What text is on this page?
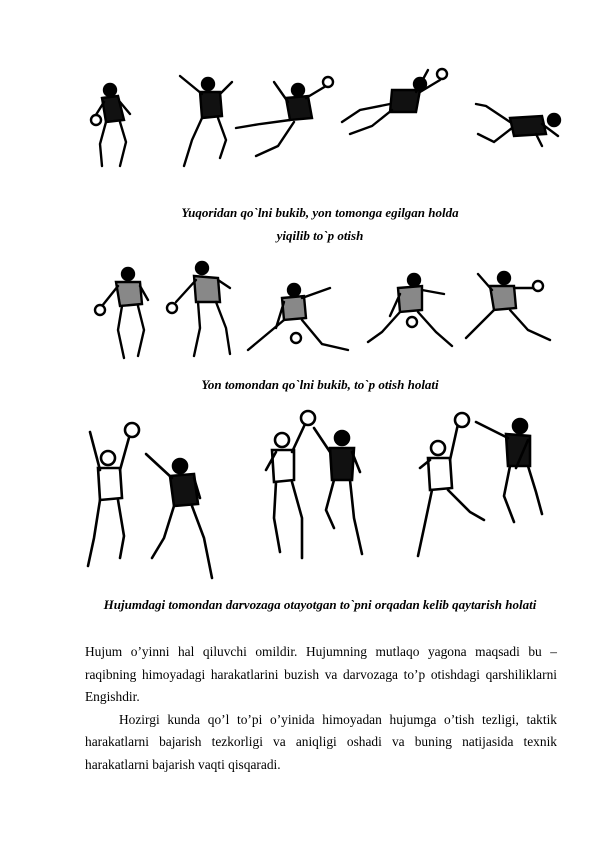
Yuqoridan qo`lni bukib, yon tomonga egilgan holda
yiqilib to`p otish
Yon tomondan qo`lni bukib, to`p otish holati
Hujumdagi tomondan darvozaga otayotgan to`pni orqadan kelib qaytarish holati

Hujum o’yinni hal qiluvchi omildir. Hujumning mutlaqo yagona maqsadi bu – raqibning himoyadagi harakatlarini buzish va darvozaga to’p otishdagi qarshiliklarni Engishdir.

Hozirgi kunda qo’l to’pi o’yinida himoyadan hujumga o’tish tezligi, taktik harakatlarni bajarish tezkorligi va aniqligi oshadi va buning natijasida texnik harakatlarni bajarish vaqti qisqaradi.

● PROMPT
Copy all of the entries verbatim, leaving out any pictures they contain.

● FINISHED ANSWER
What text is on this page?
Yuqoridan qo`lni bukib, yon tomonga egilgan holda
yiqilib to`p otish
Yon tomondan qo`lni bukib, to`p otish holati
Hujumdagi tomondan darvozaga otayotgan to`pni orqadan kelib qaytarish holati

Hujum o’yinni hal qiluvchi omildir. Hujumning mutlaqo yagona maqsadi bu – raqibning himoyadagi harakatlarini buzish va darvozaga to’p otishdagi qarshiliklarni Engishdir.

Hozirgi kunda qo’l to’pi o’yinida himoyadan hujumga o’tish tezligi, taktik harakatlarni bajarish tezkorligi va aniqligi oshadi va buning natijasida texnik harakatlarni bajarish vaqti qisqaradi.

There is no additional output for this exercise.